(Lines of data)
□ □ □ □ □ □ □

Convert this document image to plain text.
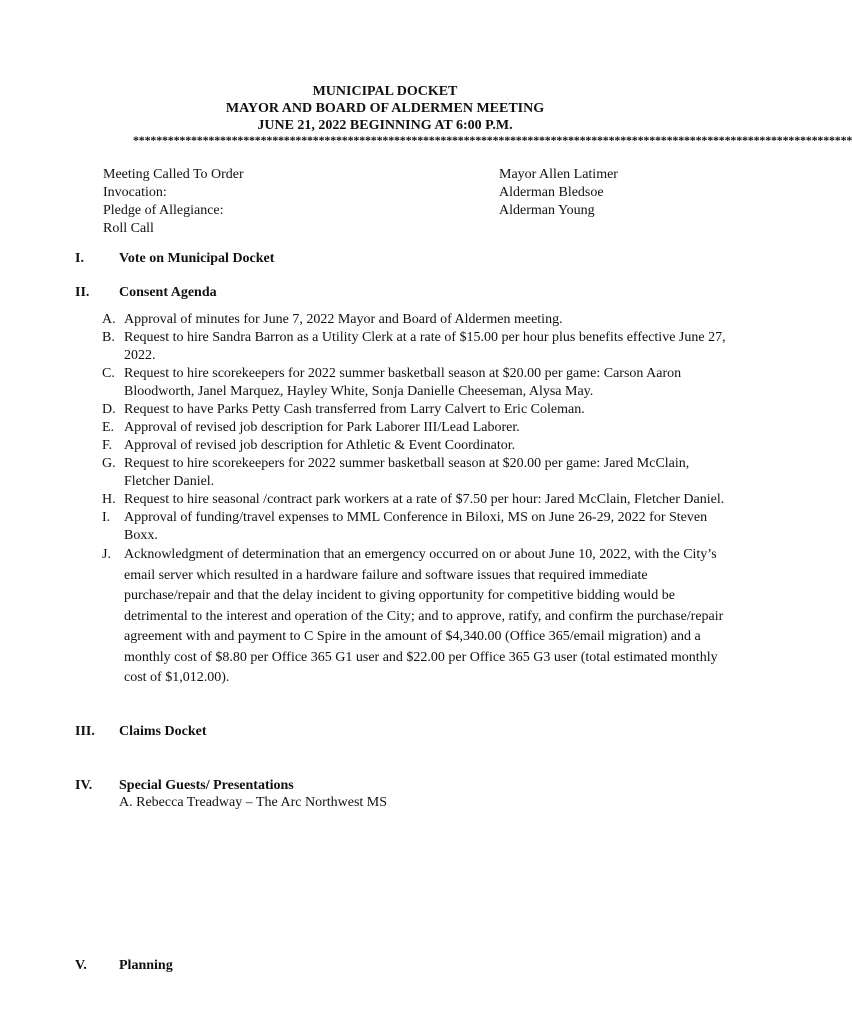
MUNICIPAL DOCKET
MAYOR AND BOARD OF ALDERMEN MEETING
JUNE 21, 2022 BEGINNING AT 6:00 P.M.
****************************************************************************************************************************
Meeting Called To Order
Invocation:
Pledge of Allegiance:
Roll Call
Mayor Allen Latimer
Alderman Bledsoe
Alderman Young
I.	Vote on Municipal Docket
II. Consent Agenda
A. Approval of minutes for June 7, 2022 Mayor and Board of Aldermen meeting.
B. Request to hire Sandra Barron as a Utility Clerk at a rate of $15.00 per hour plus benefits effective June 27, 2022.
C. Request to hire scorekeepers for 2022 summer basketball season at $20.00 per game: Carson Aaron Bloodworth, Janel Marquez, Hayley White, Sonja Danielle Cheeseman, Alysa May.
D. Request to have Parks Petty Cash transferred from Larry Calvert to Eric Coleman.
E. Approval of revised job description for Park Laborer III/Lead Laborer.
F. Approval of revised job description for Athletic & Event Coordinator.
G. Request to hire scorekeepers for 2022 summer basketball season at $20.00 per game: Jared McClain, Fletcher Daniel.
H. Request to hire seasonal /contract park workers at a rate of $7.50 per hour: Jared McClain, Fletcher Daniel.
I. Approval of funding/travel expenses to MML Conference in Biloxi, MS on June 26-29, 2022 for Steven Boxx.
J. Acknowledgment of determination that an emergency occurred on or about June 10, 2022, with the City’s email server which resulted in a hardware failure and software issues that required immediate purchase/repair and that the delay incident to giving opportunity for competitive bidding would be detrimental to the interest and operation of the City; and to approve, ratify, and confirm the purchase/repair agreement with and payment to C Spire in the amount of $4,340.00 (Office 365/email migration) and a monthly cost of $8.80 per Office 365 G1 user and $22.00 per Office 365 G3 user (total estimated monthly cost of $1,012.00).
III. Claims Docket
IV. Special Guests/ Presentations
A. Rebecca Treadway – The Arc Northwest MS
V. Planning
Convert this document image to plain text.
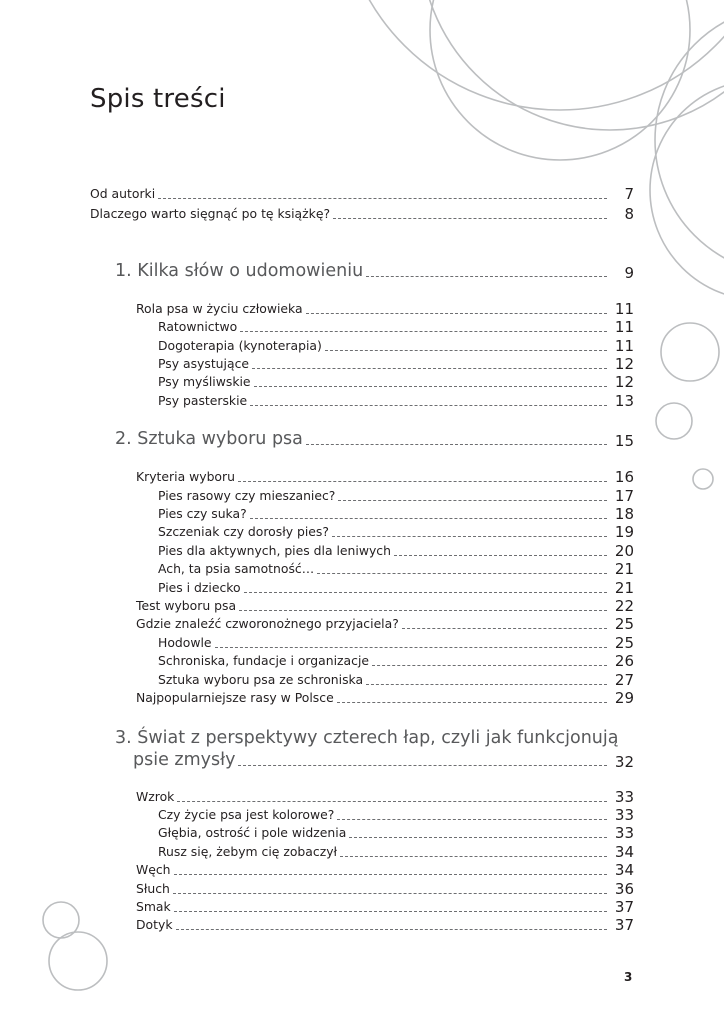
Spis treści
Od autorki	7
Dlaczego warto sięgnąć po tę książkę?	8
1. Kilka słów o udomowieniu	9
Rola psa w życiu człowieka	11
Ratownictwo	11
Dogoterapia (kynoterapia)	11
Psy asystujące	12
Psy myśliwskie	12
Psy pasterskie	13
2. Sztuka wyboru psa	15
Kryteria wyboru	16
Pies rasowy czy mieszaniec?	17
Pies czy suka?	18
Szczeniak czy dorosły pies?	19
Pies dla aktywnych, pies dla leniwych	20
Ach, ta psia samotność…	21
Pies i dziecko	21
Test wyboru psa	22
Gdzie znaleźć czworonożnego przyjaciela?	25
Hodowle	25
Schroniska, fundacje i organizacje	26
Sztuka wyboru psa ze schroniska	27
Najpopularniejsze rasy w Polsce	29
3. Świat z perspektywy czterech łap, czyli jak funkcjonują
psie zmysły	32
Wzrok	33
Czy życie psa jest kolorowe?	33
Głębia, ostrość i pole widzenia	33
Rusz się, żebym cię zobaczył	34
Węch	34
Słuch	36
Smak	37
Dotyk	37
3
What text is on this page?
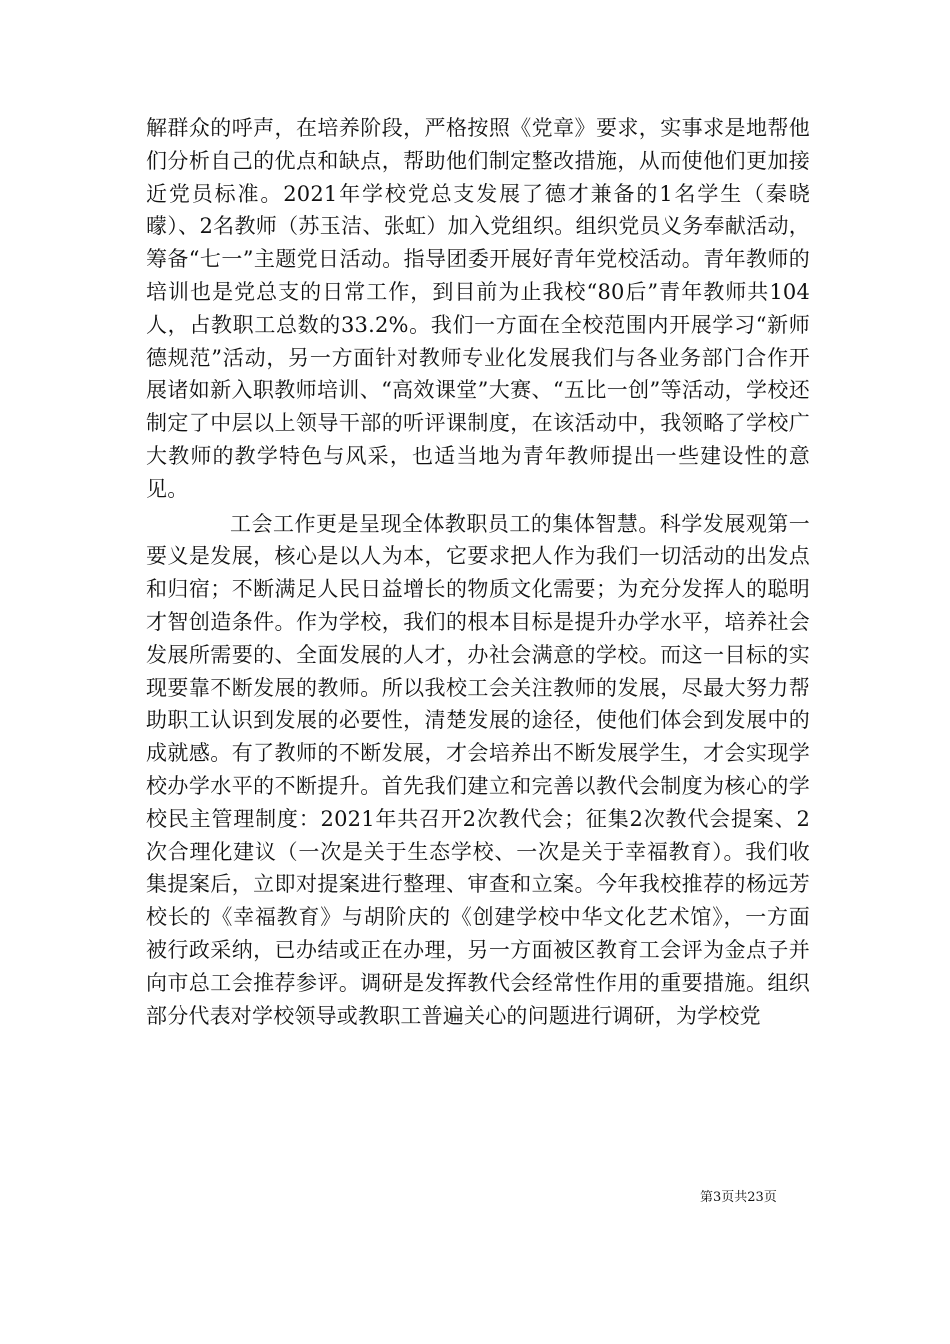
解群众的呼声，在培养阶段，严格按照《党章》要求，实事求是地帮他们分析自己的优点和缺点，帮助他们制定整改措施，从而使他们更加接近党员标准。2021年学校党总支发展了德才兼备的1名学生（秦晓曚）、2名教师（苏玉洁、张虹）加入党组织。组织党员义务奉献活动，筹备“七一”主题党日活动。指导团委开展好青年党校活动。青年教师的培训也是党总支的日常工作，到目前为止我校“80后”青年教师共104人，占教职工总数的33.2%。我们一方面在全校范围内开展学习“新师德规范”活动，另一方面针对教师专业化发展我们与各业务部门合作开展诸如新入职教师培训、“高效课堂”大赛、“五比一创”等活动，学校还制定了中层以上领导干部的听评课制度，在该活动中，我领略了学校广大教师的教学特色与风采，也适当地为青年教师提出一些建设性的意见。

工会工作更是呈现全体教职员工的集体智慧。科学发展观第一要义是发展，核心是以人为本，它要求把人作为我们一切活动的出发点和归宿；不断满足人民日益增长的物质文化需要；为充分发挥人的聪明才智创造条件。作为学校，我们的根本目标是提升办学水平，培养社会发展所需要的、全面发展的人才，办社会满意的学校。而这一目标的实现要靠不断发展的教师。所以我校工会关注教师的发展，尽最大努力帮助职工认识到发展的必要性，清楚发展的途径，使他们体会到发展中的成就感。有了教师的不断发展，才会培养出不断发展学生，才会实现学校办学水平的不断提升。首先我们建立和完善以教代会制度为核心的学校民主管理制度：2021年共召开2次教代会；征集2次教代会提案、2次合理化建议（一次是关于生态学校、一次是关于幸福教育）。我们收集提案后，立即对提案进行整理、审查和立案。今年我校推荐的杨远芳校长的《幸福教育》与胡阶庆的《创建学校中华文化艺术馆》，一方面被行政采纳，已办结或正在办理，另一方面被区教育工会评为金点子并向市总工会推荐参评。调研是发挥教代会经常性作用的重要措施。组织部分代表对学校领导或教职工普遍关心的问题进行调研，为学校党

第3页共23页
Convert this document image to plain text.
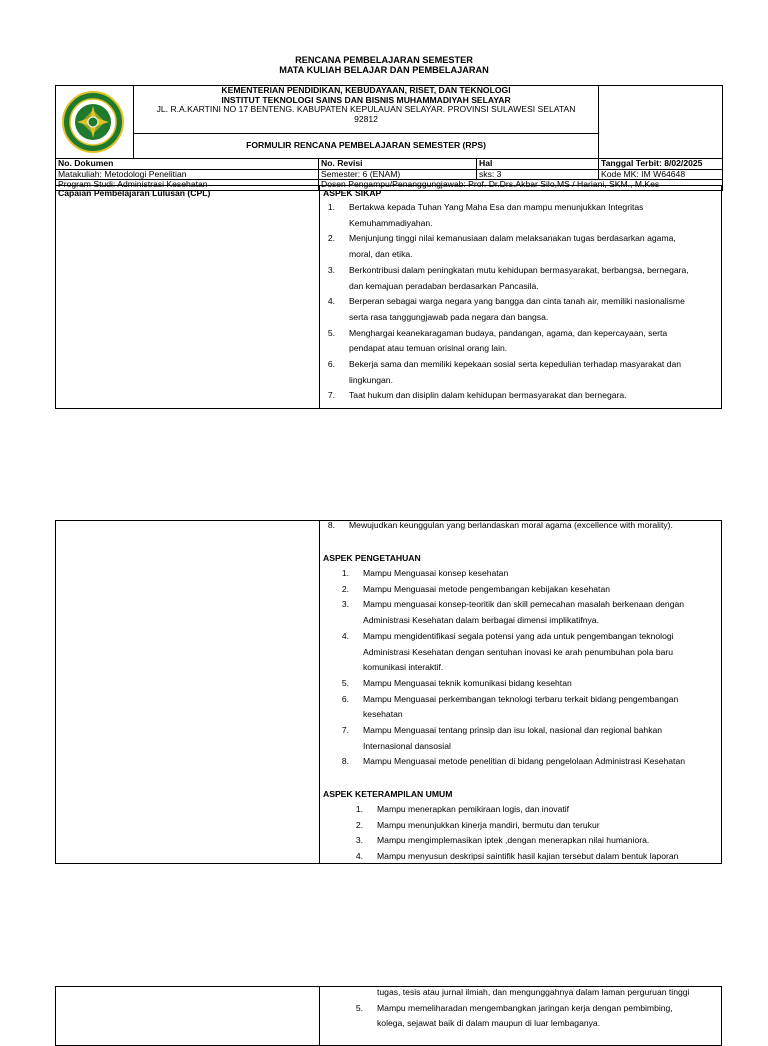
RENCANA PEMBELAJARAN SEMESTER
MATA KULIAH BELAJAR DAN PEMBELAJARAN

KEMENTERIAN PENDIDIKAN, KEBUDAYAAN, RISET, DAN TEKNOLOGI
INSTITUT TEKNOLOGI SAINS DAN BISNIS MUHAMMADIYAH SELAYAR
JL. R.A.KARTINI NO 17 BENTENG. KABUPATEN KEPULAUAN SELAYAR. PROVINSI SULAWESI SELATAN
92812			

	FORMULIR RENCANA PEMBELAJARAN SEMESTER (RPS)			
No. Dokumen		No. Revisi	Hal	Tanggal Terbit: 8/02/2025
Matakuliah: Metodologi Penelitian		Semester: 6 (ENAM)	sks: 3	Kode MK: IM W64648
Program Studi: Administrasi Kesehatan		Dosen Pengampu/Penanggungjawab: Prof. Dr.Drs.Akbar Silo,MS / Hariani, SKM., M.Kes		
Capaian Pembelajaran Lulusan (CPL)	ASPEK SIKAP
1. Bertakwa kepada Tuhan Yang Maha Esa dan mampu menunjukkan Integritas
Kemuhammadiyahan.
2. Menjunjung tinggi nilai kemanusiaan dalam melaksanakan tugas berdasarkan agama,
moral, dan etika.
3. Berkontribusi dalam peningkatan mutu kehidupan bermasyarakat, berbangsa, bernegara,
dan kemajuan peradaban berdasarkan Pancasila.
4. Berperan sebagai warga negara yang bangga dan cinta tanah air, memiliki nasionalisme
serta rasa tanggungjawab pada negara dan bangsa.
5. Menghargai keanekaragaman budaya, pandangan, agama, dan kepercayaan, serta
pendapat atau temuan orisinal orang lain.
6. Bekerja sama dan memiliki kepekaan sosial serta kepedulian terhadap masyarakat dan
lingkungan.
7. Taat hukum dan disiplin dalam kehidupan bermasyarakat dan bernegara.
8. Mewujudkan keunggulan yang berlandaskan moral agama (excellence with morality).
ASPEK PENGETAHUAN
1. Mampu Menguasai konsep kesehatan
2. Mampu Menguasai metode pengembangan kebijakan kesehatan
3. Mampu menguasai konsep-teoritik dan skill pemecahan masalah berkenaan dengan
Administrasi Kesehatan dalam berbagai dimensi implikatifnya.
4. Mampu mengidentifikasi segala potensi yang ada untuk pengembangan teknologi
Administrasi Kesehatan dengan sentuhan inovasi ke arah penumbuhan pola baru
komunikasi interaktif.
5. Mampu Menguasai teknik komunikasi bidang kesehtan
6. Mampu Menguasai perkembangan teknologi terbaru terkait bidang pengembangan
kesehatan
7. Mampu Menguasai tentang prinsip dan isu lokal, nasional dan regional bahkan
Internasional dansosial
8. Mampu Menguasai metode penelitian di bidang pengelolaan Administrasi Kesehatan
ASPEK KETERAMPILAN UMUM
1. Mampu menerapkan pemikiraan logis, dan inovatif
2. Mampu menunjukkan kinerja mandiri, bermutu dan terukur
3. Mampu mengimplemasikan iptek ,dengan menerapkan nilai humaniora.
4. Mampu menyusun deskripsi saintifik hasil kajian tersebut dalam bentuk laporan
tugas, tesis atau jurnal ilmiah, dan mengunggahnya dalam laman perguruan tinggi
5. Mampu memeliharadan mengembangkan jaringan kerja dengan pembimbing,
kolega, sejawat baik di dalam maupun di luar lembaganya.
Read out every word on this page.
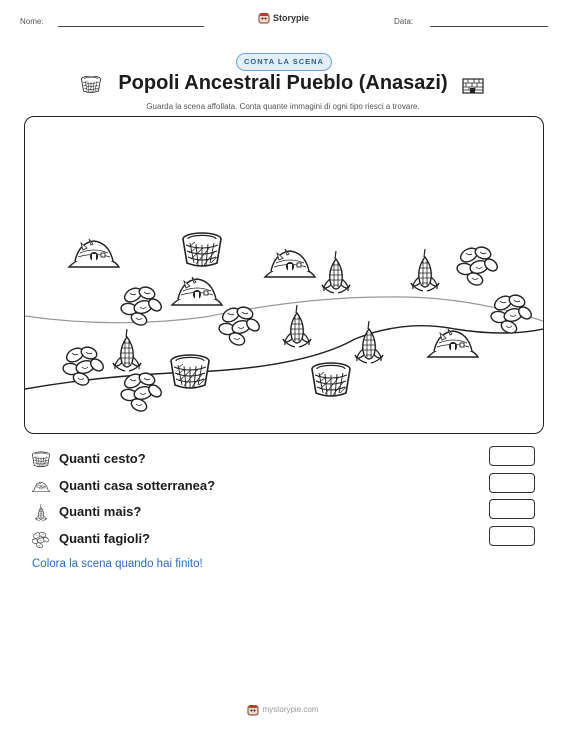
Nome:	Storypie	Data:
CONTA LA SCENA
Popoli Ancestrali Pueblo (Anasazi)
Guarda la scena affollata. Conta quante immagini di ogni tipo riesci a trovare.
Quanti cesto?
Quanti casa sotterranea?
Quanti mais?
Quanti fagioli?
Colora la scena quando hai finito!
mystorypie.com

□ □ □ □ □ □ □

* **TASK REQUIREMENTS**
Output a single number: how many lines contain the word "moral".

* **RESULT**
2